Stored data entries
---+---

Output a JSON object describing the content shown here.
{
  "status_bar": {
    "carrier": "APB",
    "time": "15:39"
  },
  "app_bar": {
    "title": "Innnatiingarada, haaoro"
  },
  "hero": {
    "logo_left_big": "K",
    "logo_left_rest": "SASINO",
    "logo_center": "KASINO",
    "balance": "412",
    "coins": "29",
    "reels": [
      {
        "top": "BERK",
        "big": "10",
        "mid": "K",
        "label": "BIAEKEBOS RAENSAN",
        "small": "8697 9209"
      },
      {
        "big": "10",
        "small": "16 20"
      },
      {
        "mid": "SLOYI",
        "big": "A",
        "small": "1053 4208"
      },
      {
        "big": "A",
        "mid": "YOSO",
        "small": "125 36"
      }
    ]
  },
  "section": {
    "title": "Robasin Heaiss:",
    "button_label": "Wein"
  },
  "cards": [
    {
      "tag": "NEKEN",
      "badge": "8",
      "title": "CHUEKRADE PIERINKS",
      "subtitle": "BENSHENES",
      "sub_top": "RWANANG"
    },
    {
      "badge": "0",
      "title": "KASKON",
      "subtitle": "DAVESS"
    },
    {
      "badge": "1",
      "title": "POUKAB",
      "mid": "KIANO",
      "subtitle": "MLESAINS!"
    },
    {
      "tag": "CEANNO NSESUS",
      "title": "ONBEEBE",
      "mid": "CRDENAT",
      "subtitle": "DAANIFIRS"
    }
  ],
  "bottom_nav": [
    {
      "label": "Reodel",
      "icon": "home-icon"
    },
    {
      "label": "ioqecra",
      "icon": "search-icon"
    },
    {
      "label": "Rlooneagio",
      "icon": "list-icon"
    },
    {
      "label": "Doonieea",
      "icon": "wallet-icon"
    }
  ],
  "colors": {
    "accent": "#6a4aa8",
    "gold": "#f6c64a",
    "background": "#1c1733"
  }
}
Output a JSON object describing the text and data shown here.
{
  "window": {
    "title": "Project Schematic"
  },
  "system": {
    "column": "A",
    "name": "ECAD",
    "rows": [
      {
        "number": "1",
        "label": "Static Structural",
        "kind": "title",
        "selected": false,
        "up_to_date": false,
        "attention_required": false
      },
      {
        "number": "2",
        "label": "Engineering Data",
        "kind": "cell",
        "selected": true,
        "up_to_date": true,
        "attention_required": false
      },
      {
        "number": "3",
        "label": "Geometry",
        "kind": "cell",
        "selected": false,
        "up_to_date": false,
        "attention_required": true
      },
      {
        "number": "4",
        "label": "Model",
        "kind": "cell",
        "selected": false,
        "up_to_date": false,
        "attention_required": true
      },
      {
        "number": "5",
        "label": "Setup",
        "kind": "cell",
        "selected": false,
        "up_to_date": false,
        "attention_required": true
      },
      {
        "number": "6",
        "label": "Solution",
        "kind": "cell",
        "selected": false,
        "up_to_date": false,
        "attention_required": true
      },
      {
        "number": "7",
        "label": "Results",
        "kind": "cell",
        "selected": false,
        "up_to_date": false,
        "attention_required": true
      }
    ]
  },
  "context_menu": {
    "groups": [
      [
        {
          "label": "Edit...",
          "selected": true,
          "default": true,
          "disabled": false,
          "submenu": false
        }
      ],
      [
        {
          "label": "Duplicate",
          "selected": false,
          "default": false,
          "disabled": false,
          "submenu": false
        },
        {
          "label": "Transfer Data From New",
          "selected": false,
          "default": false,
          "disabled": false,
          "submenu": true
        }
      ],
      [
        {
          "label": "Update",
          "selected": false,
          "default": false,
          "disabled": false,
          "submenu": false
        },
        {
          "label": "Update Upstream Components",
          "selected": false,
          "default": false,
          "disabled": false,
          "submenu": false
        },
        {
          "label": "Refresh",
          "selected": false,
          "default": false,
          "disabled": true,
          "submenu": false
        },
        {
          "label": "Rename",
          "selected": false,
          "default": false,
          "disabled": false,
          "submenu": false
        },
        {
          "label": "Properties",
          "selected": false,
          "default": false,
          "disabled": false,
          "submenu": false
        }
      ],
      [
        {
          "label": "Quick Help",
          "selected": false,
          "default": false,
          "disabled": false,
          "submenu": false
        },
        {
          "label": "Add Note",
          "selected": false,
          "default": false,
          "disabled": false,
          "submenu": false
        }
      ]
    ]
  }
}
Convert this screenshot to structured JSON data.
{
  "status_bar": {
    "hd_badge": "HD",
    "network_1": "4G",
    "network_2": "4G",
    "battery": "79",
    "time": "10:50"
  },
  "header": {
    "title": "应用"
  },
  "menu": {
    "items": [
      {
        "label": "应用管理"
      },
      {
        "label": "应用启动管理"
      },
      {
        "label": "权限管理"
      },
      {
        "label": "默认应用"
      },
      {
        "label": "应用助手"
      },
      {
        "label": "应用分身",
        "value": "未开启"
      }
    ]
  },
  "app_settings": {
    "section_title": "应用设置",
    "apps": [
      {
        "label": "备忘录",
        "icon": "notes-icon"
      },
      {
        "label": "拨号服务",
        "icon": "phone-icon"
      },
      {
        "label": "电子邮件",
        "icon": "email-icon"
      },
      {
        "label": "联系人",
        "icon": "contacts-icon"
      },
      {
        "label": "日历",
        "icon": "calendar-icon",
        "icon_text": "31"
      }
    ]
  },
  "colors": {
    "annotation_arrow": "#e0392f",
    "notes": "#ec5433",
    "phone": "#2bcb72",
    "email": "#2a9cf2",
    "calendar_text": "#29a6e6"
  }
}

---+---

### EXERCISE DESCRIPTION
Copy out each line exactly.

### EXERCISE RESULT
Output a JSON object describing the content shown here.
{
  "status_bar": {
    "carrier": "APB",
    "time": "15:39"
  },
  "app_bar": {
    "title": "Innnatiingarada, haaoro"
  },
  "hero": {
    "logo_left_big": "K",
    "logo_left_rest": "SASINO",
    "logo_center": "KASINO",
    "balance": "412",
    "coins": "29",
    "reels": [
      {
        "top": "BERK",
        "big": "10",
        "mid": "K",
        "label": "BIAEKEBOS RAENSAN",
        "small": "8697 9209"
      },
      {
        "big": "10",
        "small": "16 20"
      },
      {
        "mid": "SLOYI",
        "big": "A",
        "small": "1053 4208"
      },
      {
        "big": "A",
        "mid": "YOSO",
        "small": "125 36"
      }
    ]
  },
  "section": {
    "title": "Robasin Heaiss:",
    "button_label": "Wein"
  },
  "cards": [
    {
      "tag": "NEKEN",
      "badge": "8",
      "title": "CHUEKRADE PIERINKS",
      "subtitle": "BENSHENES",
      "sub_top": "RWANANG"
    },
    {
      "badge": "0",
      "title": "KASKON",
      "subtitle": "DAVESS"
    },
    {
      "badge": "1",
      "title": "POUKAB",
      "mid": "KIANO",
      "subtitle": "MLESAINS!"
    },
    {
      "tag": "CEANNO NSESUS",
      "title": "ONBEEBE",
      "mid": "CRDENAT",
      "subtitle": "DAANIFIRS"
    }
  ],
  "bottom_nav": [
    {
      "label": "Reodel",
      "icon": "home-icon"
    },
    {
      "label": "ioqecra",
      "icon": "search-icon"
    },
    {
      "label": "Rlooneagio",
      "icon": "list-icon"
    },
    {
      "label": "Doonieea",
      "icon": "wallet-icon"
    }
  ],
  "colors": {
    "accent": "#6a4aa8",
    "gold": "#f6c64a",
    "background": "#1c1733"
  }
}
Output a JSON object describing the text and data shown here.
{
  "window": {
    "title": "Project Schematic"
  },
  "system": {
    "column": "A",
    "name": "ECAD",
    "rows": [
      {
        "number": "1",
        "label": "Static Structural",
        "kind": "title",
        "selected": false,
        "up_to_date": false,
        "attention_required": false
      },
      {
        "number": "2",
        "label": "Engineering Data",
        "kind": "cell",
        "selected": true,
        "up_to_date": true,
        "attention_required": false
      },
      {
        "number": "3",
        "label": "Geometry",
        "kind": "cell",
        "selected": false,
        "up_to_date": false,
        "attention_required": true
      },
      {
        "number": "4",
        "label": "Model",
        "kind": "cell",
        "selected": false,
        "up_to_date": false,
        "attention_required": true
      },
      {
        "number": "5",
        "label": "Setup",
        "kind": "cell",
        "selected": false,
        "up_to_date": false,
        "attention_required": true
      },
      {
        "number": "6",
        "label": "Solution",
        "kind": "cell",
        "selected": false,
        "up_to_date": false,
        "attention_required": true
      },
      {
        "number": "7",
        "label": "Results",
        "kind": "cell",
        "selected": false,
        "up_to_date": false,
        "attention_required": true
      }
    ]
  },
  "context_menu": {
    "groups": [
      [
        {
          "label": "Edit...",
          "selected": true,
          "default": true,
          "disabled": false,
          "submenu": false
        }
      ],
      [
        {
          "label": "Duplicate",
          "selected": false,
          "default": false,
          "disabled": false,
          "submenu": false
        },
        {
          "label": "Transfer Data From New",
          "selected": false,
          "default": false,
          "disabled": false,
          "submenu": true
        }
      ],
      [
        {
          "label": "Update",
          "selected": false,
          "default": false,
          "disabled": false,
          "submenu": false
        },
        {
          "label": "Update Upstream Components",
          "selected": false,
          "default": false,
          "disabled": false,
          "submenu": false
        },
        {
          "label": "Refresh",
          "selected": false,
          "default": false,
          "disabled": true,
          "submenu": false
        },
        {
          "label": "Rename",
          "selected": false,
          "default": false,
          "disabled": false,
          "submenu": false
        },
        {
          "label": "Properties",
          "selected": false,
          "default": false,
          "disabled": false,
          "submenu": false
        }
      ],
      [
        {
          "label": "Quick Help",
          "selected": false,
          "default": false,
          "disabled": false,
          "submenu": false
        },
        {
          "label": "Add Note",
          "selected": false,
          "default": false,
          "disabled": false,
          "submenu": false
        }
      ]
    ]
  }
}
Convert this screenshot to structured JSON data.
{
  "status_bar": {
    "hd_badge": "HD",
    "network_1": "4G",
    "network_2": "4G",
    "battery": "79",
    "time": "10:50"
  },
  "header": {
    "title": "应用"
  },
  "menu": {
    "items": [
      {
        "label": "应用管理"
      },
      {
        "label": "应用启动管理"
      },
      {
        "label": "权限管理"
      },
      {
        "label": "默认应用"
      },
      {
        "label": "应用助手"
      },
      {
        "label": "应用分身",
        "value": "未开启"
      }
    ]
  },
  "app_settings": {
    "section_title": "应用设置",
    "apps": [
      {
        "label": "备忘录",
        "icon": "notes-icon"
      },
      {
        "label": "拨号服务",
        "icon": "phone-icon"
      },
      {
        "label": "电子邮件",
        "icon": "email-icon"
      },
      {
        "label": "联系人",
        "icon": "contacts-icon"
      },
      {
        "label": "日历",
        "icon": "calendar-icon",
        "icon_text": "31"
      }
    ]
  },
  "colors": {
    "annotation_arrow": "#e0392f",
    "notes": "#ec5433",
    "phone": "#2bcb72",
    "email": "#2a9cf2",
    "calendar_text": "#29a6e6"
  }
}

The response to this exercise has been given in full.